*TEKS YANG DIBERIKAN*.
Pakar Transportasi Sebut Anggaran Jadi Masalah Utama Rencana Reaktivasi Rel Kereta di Jawa Barat

23 Apr 2025

IVOOX.id – Rencana untuk mengaktifkan kembali sejumlah jalur kereta api di wilayah Jawa Barat kembali mencuat ke permukaan. Wacana ini sebelumnya juga sempat diusulkan oleh Gubernur Jawa Barat terdahulu, Ridwan Kamil. Kini, Gubernur Dede Mulyadi menyatakan niatnya untuk merealisasikan reaktivasi seluruh jaringan rel di provinsinya. Namun, seperti sebelumnya, rencana ini tetap menghadapi tantangan utama: ketersediaan anggaran.

Akademisi Program Studi Teknik Sipil Universitas Katolik Soegijapranata sekaligus Wakil Ketua Pemberdayaan dan Pengembangan Wilayah Masyarakat Transportasi Indonesia (MTI) Pusat, Djoko Setijowarno, menilai bahwa kendala klasik dalam reaktivasi jalur rel ini masih belum berubah. “Rencana reaktivasi sejumlah jalur rel di Jawa Barat bukan hal baru. Namun tidak berjalan maksimal, lantaran tidak didukung anggaran yang mencukupi,” ujar Djoko kepada ivoox.id Rabu (23/4/2025).

*DATA YANG DIBERIKAN*.
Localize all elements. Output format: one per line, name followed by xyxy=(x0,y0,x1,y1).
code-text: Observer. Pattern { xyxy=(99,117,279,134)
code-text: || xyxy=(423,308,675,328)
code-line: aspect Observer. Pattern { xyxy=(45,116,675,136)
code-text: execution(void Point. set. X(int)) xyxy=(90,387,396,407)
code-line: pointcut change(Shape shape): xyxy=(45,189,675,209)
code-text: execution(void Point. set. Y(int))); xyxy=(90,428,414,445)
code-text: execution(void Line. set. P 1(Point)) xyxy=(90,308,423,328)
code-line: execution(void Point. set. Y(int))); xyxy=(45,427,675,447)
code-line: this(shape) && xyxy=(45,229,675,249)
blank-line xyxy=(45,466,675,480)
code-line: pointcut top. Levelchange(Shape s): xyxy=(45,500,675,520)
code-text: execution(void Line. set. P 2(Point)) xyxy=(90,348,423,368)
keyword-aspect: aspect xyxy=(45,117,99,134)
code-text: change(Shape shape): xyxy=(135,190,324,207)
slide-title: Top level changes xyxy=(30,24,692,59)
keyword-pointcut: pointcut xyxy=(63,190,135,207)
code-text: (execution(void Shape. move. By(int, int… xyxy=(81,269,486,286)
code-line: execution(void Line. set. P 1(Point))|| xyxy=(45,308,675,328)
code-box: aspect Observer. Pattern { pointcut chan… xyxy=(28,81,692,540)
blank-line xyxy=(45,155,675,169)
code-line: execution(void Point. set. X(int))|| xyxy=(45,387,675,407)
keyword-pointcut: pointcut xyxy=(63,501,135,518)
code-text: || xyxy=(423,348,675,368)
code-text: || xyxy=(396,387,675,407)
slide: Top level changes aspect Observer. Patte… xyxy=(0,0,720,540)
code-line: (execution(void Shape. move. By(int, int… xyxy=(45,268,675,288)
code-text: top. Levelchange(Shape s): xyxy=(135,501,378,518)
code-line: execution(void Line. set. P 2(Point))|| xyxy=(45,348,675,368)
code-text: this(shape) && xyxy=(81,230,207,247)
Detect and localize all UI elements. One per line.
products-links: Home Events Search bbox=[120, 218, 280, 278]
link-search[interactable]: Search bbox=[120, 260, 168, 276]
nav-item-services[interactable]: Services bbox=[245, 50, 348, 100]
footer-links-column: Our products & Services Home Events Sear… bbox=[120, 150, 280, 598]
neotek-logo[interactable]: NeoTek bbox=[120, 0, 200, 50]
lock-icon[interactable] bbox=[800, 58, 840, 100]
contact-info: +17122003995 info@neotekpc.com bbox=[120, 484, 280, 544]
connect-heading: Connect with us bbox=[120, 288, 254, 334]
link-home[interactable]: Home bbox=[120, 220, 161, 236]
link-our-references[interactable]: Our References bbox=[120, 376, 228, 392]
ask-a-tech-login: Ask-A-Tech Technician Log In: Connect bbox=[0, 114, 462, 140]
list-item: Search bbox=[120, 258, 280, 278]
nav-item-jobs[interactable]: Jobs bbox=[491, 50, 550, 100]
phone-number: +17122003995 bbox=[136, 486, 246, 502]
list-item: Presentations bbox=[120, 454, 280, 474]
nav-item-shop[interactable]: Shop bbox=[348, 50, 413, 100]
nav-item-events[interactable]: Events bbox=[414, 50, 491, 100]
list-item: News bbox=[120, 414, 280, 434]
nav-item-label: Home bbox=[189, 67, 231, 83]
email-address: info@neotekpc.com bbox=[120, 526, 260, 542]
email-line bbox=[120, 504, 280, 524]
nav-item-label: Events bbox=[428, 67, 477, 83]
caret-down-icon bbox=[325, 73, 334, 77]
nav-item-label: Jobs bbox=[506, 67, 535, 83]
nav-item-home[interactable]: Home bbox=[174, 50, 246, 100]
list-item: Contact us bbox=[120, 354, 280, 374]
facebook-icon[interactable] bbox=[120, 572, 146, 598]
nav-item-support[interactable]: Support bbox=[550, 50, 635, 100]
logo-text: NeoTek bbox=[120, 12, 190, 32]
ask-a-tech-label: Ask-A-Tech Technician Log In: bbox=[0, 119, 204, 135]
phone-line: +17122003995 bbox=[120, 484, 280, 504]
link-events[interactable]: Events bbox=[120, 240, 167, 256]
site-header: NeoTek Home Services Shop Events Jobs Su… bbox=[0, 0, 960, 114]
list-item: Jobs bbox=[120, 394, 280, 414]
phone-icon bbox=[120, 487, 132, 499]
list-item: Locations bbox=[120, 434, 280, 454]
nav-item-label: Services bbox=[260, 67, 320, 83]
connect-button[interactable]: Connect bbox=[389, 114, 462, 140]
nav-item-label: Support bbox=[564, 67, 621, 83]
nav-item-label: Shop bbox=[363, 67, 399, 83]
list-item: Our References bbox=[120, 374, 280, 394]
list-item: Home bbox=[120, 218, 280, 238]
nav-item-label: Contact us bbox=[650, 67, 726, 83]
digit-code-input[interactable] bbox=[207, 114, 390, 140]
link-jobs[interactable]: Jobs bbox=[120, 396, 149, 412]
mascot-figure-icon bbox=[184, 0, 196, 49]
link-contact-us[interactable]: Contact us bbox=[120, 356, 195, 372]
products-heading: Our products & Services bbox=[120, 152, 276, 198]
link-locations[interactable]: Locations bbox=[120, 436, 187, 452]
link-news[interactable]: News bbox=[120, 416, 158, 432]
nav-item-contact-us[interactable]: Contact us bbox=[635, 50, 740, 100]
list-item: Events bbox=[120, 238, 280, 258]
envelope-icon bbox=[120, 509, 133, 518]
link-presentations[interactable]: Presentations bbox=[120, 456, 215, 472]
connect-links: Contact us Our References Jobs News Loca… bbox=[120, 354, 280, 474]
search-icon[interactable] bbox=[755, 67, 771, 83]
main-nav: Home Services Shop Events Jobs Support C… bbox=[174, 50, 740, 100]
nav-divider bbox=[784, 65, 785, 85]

*TANTANGAN*. Ubah paragraf yang diawali "Rencana untuk mengaktifkan kembali" dalam berita tentang reaktivasi rel menjadi daftar poin singkat yang memuat fakta-fakta utamanya.

*TUGAS SELESAI*.
- Rencana mengaktifkan kembali sejumlah jalur kereta api di Jawa Barat kembali mencuat.
- Wacana ini sebelumnya pernah diusulkan oleh Gubernur Jawa Barat terdahulu, Ridwan Kamil.
- Gubernur Dede Mulyadi kini berniat mereaktivasi seluruh jaringan rel di provinsinya.
- Tantangan utamanya tetap sama seperti sebelumnya, yaitu ketersediaan anggaran.